» **EXERCISE TASK**
Scan the following material for the string "JSON" and copy each line in which it appears.

» **DATA LINES**
◇ ◇ ◇

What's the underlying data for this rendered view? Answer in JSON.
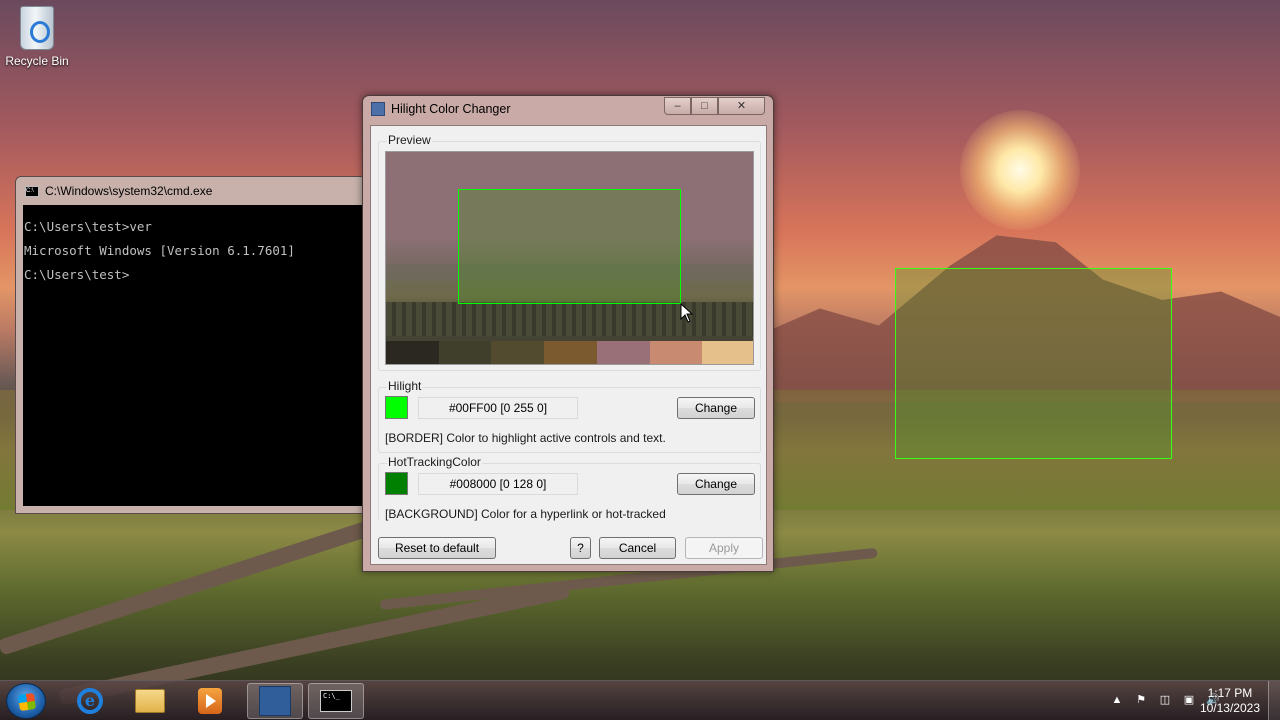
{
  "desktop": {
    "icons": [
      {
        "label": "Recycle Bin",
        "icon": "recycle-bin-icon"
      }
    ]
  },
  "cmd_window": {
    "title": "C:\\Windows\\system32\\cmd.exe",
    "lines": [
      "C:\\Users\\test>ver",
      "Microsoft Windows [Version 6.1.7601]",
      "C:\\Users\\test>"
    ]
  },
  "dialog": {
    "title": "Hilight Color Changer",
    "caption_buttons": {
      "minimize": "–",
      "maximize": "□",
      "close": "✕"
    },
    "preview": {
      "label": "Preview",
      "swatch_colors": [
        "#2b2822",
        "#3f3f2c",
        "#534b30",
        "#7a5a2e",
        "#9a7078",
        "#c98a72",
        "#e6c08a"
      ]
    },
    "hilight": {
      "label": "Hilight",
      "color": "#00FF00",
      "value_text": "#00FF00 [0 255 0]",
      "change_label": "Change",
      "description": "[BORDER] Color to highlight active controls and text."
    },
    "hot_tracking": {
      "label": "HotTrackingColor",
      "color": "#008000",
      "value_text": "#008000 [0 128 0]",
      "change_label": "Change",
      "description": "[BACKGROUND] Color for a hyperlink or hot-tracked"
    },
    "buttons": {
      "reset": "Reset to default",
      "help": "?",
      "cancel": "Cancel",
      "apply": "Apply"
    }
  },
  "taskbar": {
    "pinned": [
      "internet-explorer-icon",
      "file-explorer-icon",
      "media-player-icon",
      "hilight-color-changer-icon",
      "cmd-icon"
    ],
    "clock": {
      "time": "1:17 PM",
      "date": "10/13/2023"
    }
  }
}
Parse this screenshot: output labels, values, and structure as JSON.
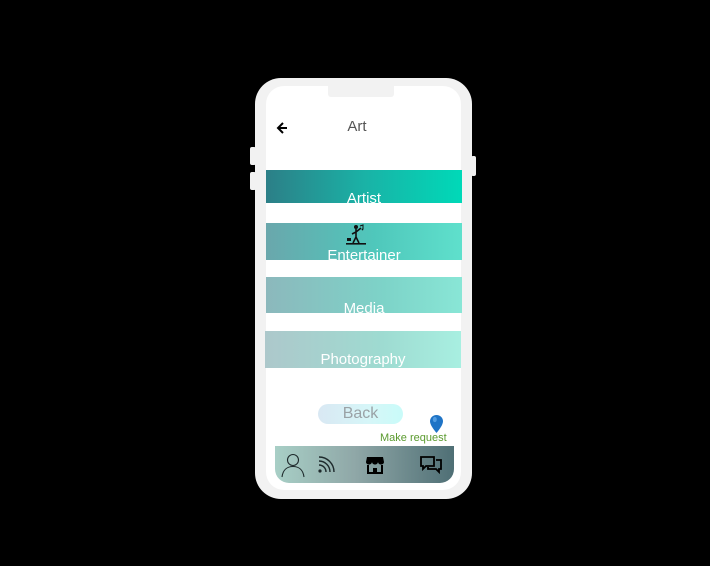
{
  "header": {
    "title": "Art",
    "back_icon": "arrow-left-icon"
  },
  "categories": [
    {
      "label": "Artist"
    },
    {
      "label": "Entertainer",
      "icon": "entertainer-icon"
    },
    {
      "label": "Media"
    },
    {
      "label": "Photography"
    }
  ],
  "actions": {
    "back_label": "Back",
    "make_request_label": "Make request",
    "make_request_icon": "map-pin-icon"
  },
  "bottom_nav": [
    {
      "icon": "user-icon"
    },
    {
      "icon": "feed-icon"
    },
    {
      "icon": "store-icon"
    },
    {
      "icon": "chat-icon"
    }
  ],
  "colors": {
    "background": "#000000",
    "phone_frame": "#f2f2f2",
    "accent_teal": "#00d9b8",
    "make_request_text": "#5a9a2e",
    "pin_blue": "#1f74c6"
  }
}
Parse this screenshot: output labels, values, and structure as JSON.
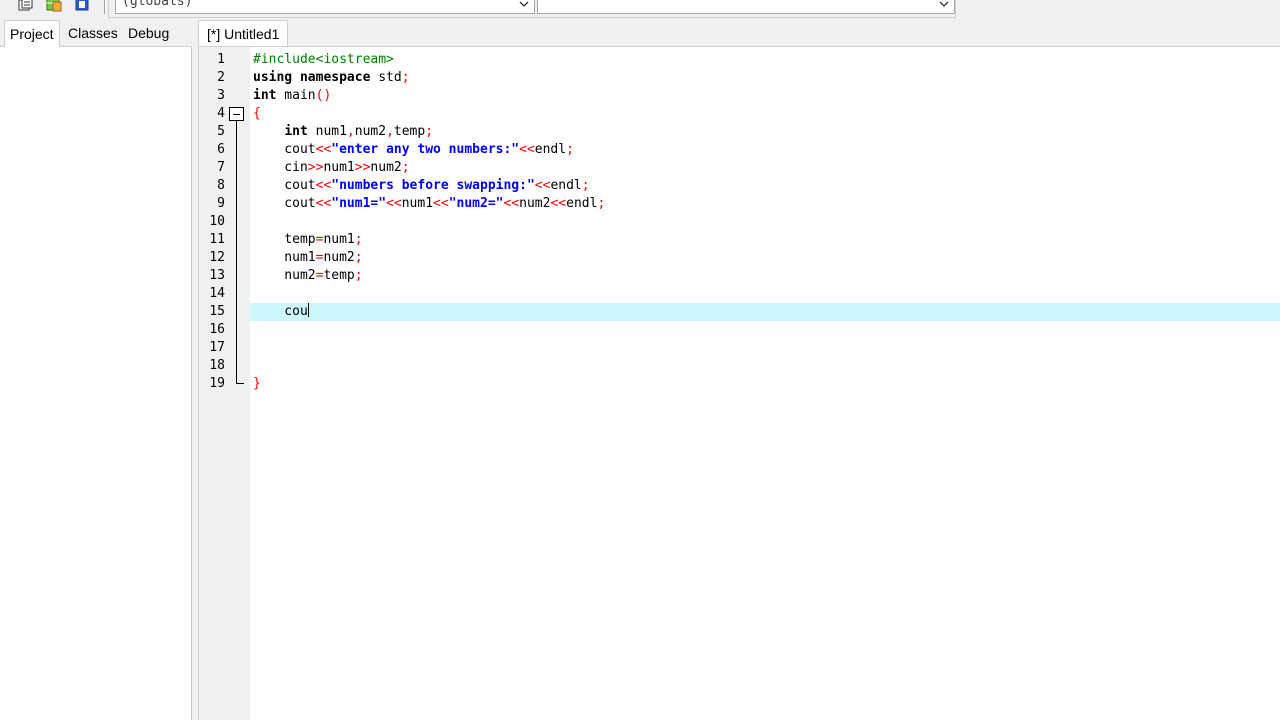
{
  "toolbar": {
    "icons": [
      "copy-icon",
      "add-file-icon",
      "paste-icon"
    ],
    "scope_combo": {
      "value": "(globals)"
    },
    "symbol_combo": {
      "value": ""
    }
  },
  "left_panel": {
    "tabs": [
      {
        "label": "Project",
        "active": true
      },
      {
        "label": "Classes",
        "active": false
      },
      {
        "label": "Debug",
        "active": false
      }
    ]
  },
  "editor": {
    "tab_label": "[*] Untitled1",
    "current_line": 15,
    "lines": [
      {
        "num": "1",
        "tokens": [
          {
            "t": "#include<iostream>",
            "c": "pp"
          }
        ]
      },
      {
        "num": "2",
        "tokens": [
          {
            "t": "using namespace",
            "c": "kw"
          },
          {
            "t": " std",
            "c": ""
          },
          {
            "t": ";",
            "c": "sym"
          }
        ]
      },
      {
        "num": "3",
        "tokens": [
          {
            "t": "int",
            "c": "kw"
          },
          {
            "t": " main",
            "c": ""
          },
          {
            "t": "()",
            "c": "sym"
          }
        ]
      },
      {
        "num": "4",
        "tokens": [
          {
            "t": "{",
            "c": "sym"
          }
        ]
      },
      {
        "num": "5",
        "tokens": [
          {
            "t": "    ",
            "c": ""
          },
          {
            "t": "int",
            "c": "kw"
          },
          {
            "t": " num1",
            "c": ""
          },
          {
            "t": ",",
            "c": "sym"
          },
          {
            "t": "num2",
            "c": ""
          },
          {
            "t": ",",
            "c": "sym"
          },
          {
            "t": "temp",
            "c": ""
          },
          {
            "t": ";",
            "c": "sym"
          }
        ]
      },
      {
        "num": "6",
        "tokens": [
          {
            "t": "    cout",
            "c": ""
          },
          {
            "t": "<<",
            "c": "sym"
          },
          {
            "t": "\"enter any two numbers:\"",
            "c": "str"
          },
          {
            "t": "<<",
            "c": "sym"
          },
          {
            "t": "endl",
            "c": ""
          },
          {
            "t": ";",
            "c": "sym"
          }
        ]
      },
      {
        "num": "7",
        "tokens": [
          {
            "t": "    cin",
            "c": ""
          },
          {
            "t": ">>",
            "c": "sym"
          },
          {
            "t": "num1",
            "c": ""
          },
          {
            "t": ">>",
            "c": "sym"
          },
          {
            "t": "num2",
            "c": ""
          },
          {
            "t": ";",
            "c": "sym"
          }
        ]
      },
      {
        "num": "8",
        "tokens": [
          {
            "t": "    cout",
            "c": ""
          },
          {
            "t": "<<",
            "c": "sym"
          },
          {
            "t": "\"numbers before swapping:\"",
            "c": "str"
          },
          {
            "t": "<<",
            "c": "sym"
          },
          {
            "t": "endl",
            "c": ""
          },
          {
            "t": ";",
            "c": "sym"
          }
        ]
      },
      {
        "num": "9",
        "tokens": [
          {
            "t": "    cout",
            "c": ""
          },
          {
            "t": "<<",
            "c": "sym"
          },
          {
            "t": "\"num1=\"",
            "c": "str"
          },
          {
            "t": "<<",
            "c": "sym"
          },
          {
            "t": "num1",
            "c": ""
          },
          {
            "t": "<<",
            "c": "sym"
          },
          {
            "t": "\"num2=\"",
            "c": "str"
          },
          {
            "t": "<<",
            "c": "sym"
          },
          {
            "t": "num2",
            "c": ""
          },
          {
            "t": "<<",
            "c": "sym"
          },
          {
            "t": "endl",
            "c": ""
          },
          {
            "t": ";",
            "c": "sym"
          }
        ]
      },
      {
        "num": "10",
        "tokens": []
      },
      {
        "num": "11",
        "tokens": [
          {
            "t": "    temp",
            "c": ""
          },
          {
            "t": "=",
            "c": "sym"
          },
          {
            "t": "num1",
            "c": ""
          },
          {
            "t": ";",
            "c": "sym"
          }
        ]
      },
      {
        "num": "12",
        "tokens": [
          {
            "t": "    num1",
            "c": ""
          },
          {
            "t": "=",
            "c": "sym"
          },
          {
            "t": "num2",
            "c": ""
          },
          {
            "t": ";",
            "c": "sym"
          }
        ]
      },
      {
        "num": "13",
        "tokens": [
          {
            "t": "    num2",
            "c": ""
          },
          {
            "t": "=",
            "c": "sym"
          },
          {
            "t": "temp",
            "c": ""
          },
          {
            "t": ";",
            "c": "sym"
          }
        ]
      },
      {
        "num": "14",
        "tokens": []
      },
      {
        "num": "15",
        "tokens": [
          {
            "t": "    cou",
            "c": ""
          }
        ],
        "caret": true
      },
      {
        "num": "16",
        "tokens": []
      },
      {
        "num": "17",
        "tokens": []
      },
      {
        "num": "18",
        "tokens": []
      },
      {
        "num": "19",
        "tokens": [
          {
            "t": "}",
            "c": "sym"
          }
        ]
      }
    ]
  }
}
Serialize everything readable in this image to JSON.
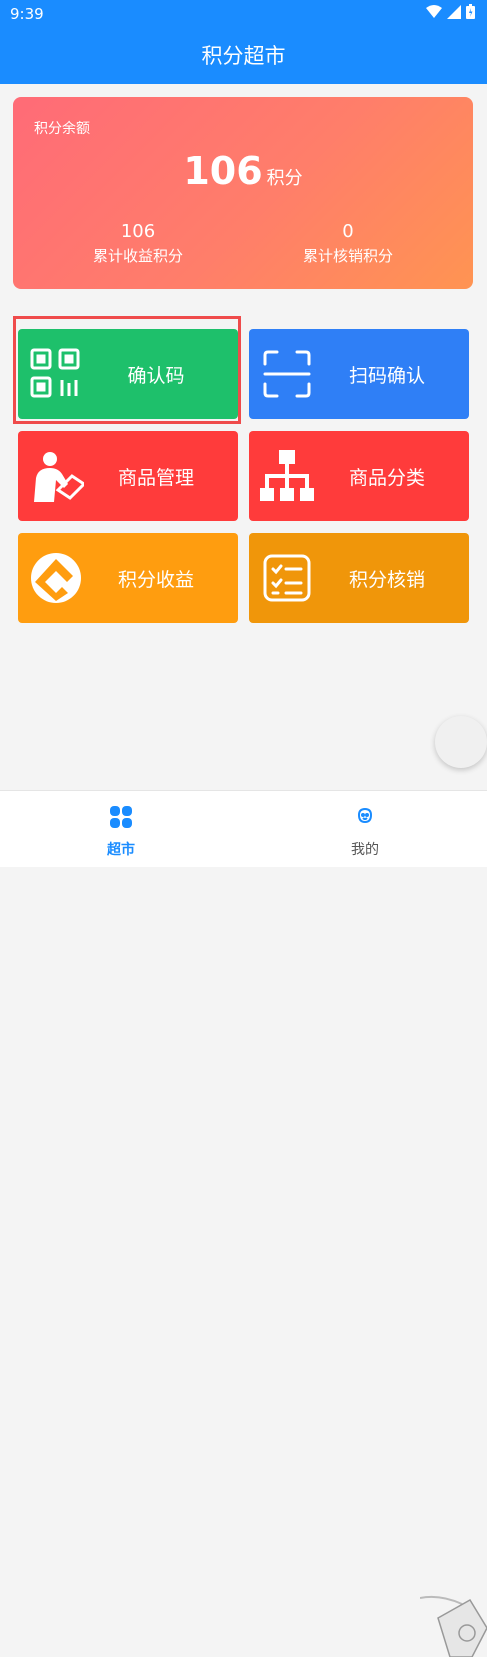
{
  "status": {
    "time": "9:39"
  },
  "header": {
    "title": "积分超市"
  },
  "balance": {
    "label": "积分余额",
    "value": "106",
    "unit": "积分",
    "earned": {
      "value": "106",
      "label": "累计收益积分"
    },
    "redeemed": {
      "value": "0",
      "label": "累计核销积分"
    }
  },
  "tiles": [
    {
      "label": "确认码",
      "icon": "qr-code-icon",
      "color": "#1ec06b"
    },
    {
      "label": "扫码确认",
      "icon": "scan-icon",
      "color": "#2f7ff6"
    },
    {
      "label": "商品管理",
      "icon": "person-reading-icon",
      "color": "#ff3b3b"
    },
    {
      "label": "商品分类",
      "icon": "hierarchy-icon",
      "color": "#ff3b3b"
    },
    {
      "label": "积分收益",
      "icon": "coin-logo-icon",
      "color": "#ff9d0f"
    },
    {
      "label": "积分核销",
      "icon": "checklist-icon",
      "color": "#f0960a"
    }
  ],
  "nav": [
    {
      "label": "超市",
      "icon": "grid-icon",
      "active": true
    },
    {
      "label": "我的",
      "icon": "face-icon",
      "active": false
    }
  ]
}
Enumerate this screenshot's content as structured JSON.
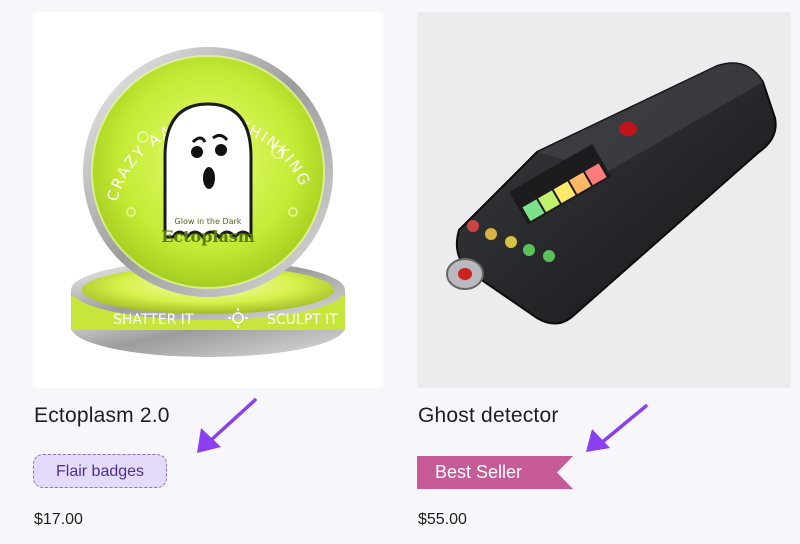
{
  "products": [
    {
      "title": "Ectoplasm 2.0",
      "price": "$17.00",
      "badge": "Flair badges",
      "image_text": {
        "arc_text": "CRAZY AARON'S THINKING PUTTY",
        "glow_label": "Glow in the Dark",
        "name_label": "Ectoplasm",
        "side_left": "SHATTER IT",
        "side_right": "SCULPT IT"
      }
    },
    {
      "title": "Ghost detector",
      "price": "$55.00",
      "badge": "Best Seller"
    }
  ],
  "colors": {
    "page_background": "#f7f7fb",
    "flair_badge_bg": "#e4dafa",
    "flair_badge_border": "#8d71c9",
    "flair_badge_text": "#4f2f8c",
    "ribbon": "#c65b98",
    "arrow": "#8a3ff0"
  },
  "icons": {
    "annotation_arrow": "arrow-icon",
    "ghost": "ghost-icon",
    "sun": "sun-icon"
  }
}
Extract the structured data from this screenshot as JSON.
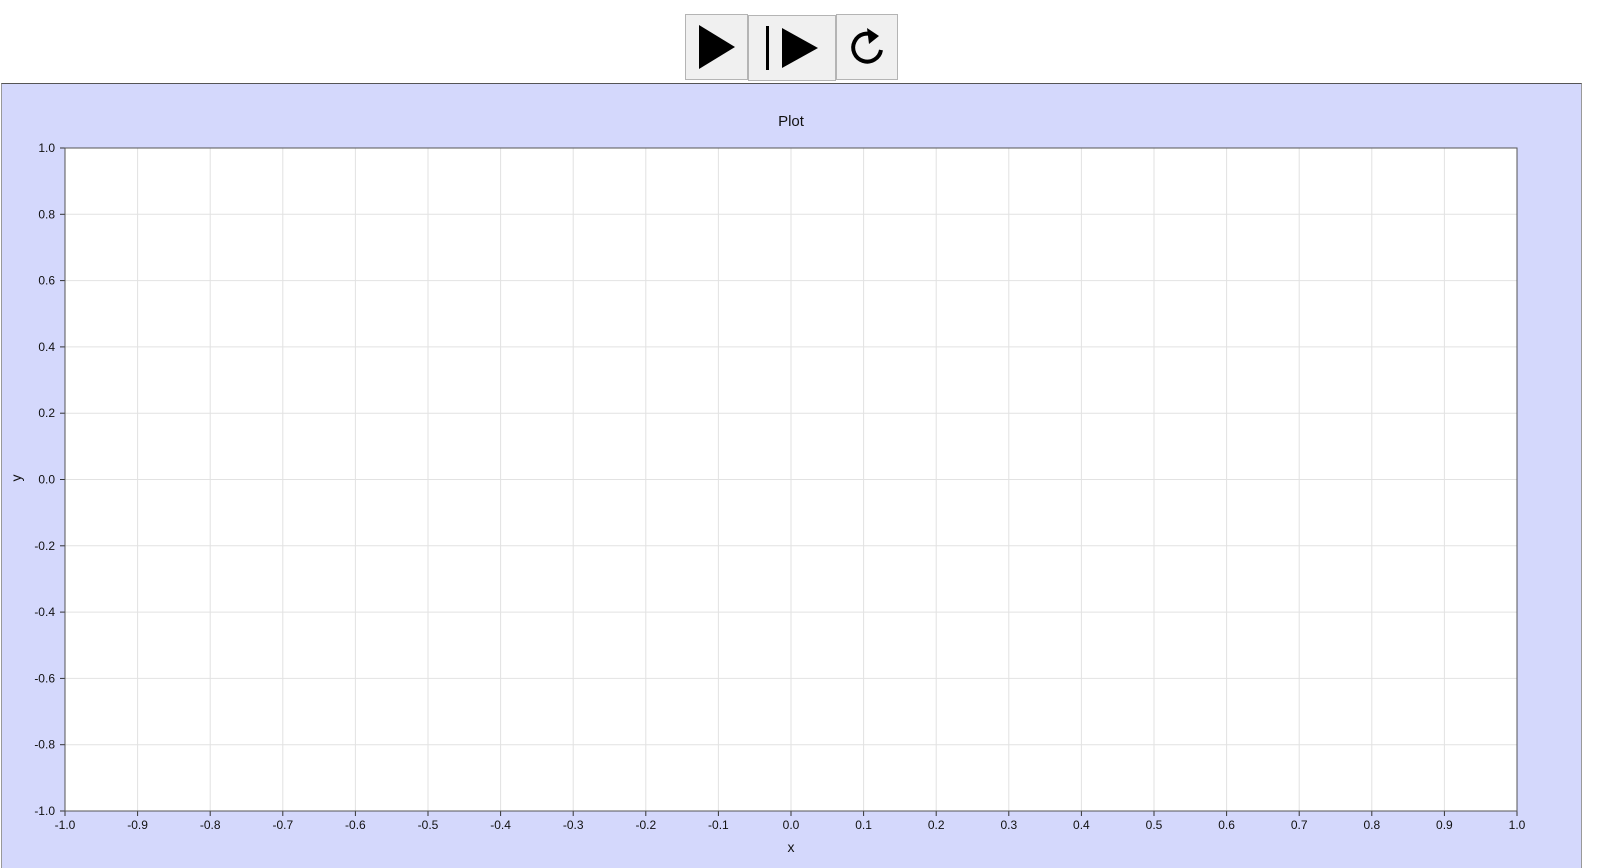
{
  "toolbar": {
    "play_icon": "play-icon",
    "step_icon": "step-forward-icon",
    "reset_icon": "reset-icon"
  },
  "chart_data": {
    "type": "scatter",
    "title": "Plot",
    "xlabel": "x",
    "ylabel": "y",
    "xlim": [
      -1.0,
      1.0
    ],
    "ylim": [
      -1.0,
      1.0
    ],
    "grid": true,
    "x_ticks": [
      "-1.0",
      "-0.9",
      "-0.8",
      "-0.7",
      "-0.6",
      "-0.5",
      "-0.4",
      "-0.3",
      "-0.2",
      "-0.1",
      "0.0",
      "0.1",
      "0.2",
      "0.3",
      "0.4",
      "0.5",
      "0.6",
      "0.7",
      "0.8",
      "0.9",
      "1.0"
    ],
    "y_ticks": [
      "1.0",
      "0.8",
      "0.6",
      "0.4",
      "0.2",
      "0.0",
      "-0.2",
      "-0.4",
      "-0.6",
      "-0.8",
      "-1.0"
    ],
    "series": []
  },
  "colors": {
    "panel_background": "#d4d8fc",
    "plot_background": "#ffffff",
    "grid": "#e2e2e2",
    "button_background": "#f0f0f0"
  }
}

◇ ◇ ◇

» **WRITTEN RESPONSE**
What's the underlying data for this rendered view? Answer in JSON.
Parse this screenshot: output labels, values, and structure as JSON.
Parse this screenshot: output labels, values, and structure as JSON.
Serialize everything readable in this image to JSON.
Enumerate this screenshot's content as structured JSON.
Extract the structured data from this screenshot as JSON.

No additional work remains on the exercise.